* **Exercise requirements**: Keep only the lines where "this" appears.

* **Records shown**:
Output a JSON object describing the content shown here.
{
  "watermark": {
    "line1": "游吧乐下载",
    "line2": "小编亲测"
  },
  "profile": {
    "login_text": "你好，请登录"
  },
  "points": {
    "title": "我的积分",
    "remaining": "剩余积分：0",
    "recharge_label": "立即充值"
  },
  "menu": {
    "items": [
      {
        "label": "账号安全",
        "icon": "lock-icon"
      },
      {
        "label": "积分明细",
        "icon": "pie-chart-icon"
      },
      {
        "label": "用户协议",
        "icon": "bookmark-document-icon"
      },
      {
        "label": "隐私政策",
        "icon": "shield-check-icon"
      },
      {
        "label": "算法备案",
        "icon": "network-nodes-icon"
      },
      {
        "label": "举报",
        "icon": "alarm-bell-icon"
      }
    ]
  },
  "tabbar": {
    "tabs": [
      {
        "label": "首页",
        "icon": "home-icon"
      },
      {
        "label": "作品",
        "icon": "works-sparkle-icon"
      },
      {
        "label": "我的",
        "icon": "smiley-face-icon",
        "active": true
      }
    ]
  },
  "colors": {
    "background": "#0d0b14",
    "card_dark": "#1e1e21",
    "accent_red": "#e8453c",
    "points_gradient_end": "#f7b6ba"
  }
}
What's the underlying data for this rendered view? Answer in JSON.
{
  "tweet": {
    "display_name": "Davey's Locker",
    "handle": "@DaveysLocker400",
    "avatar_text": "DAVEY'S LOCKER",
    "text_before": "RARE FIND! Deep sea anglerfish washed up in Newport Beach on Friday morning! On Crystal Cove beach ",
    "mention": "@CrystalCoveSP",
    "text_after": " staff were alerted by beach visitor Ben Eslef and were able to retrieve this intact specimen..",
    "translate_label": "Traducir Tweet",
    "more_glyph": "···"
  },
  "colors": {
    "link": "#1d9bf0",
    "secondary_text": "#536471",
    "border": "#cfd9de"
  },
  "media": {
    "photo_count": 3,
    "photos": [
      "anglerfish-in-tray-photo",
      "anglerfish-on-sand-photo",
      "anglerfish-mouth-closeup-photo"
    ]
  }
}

* **Expected answer**:
What's the underlying data for this rendered view? Answer in JSON.
    "text_after": " staff were alerted by beach visitor Ben Eslef and were able to retrieve this intact specimen..",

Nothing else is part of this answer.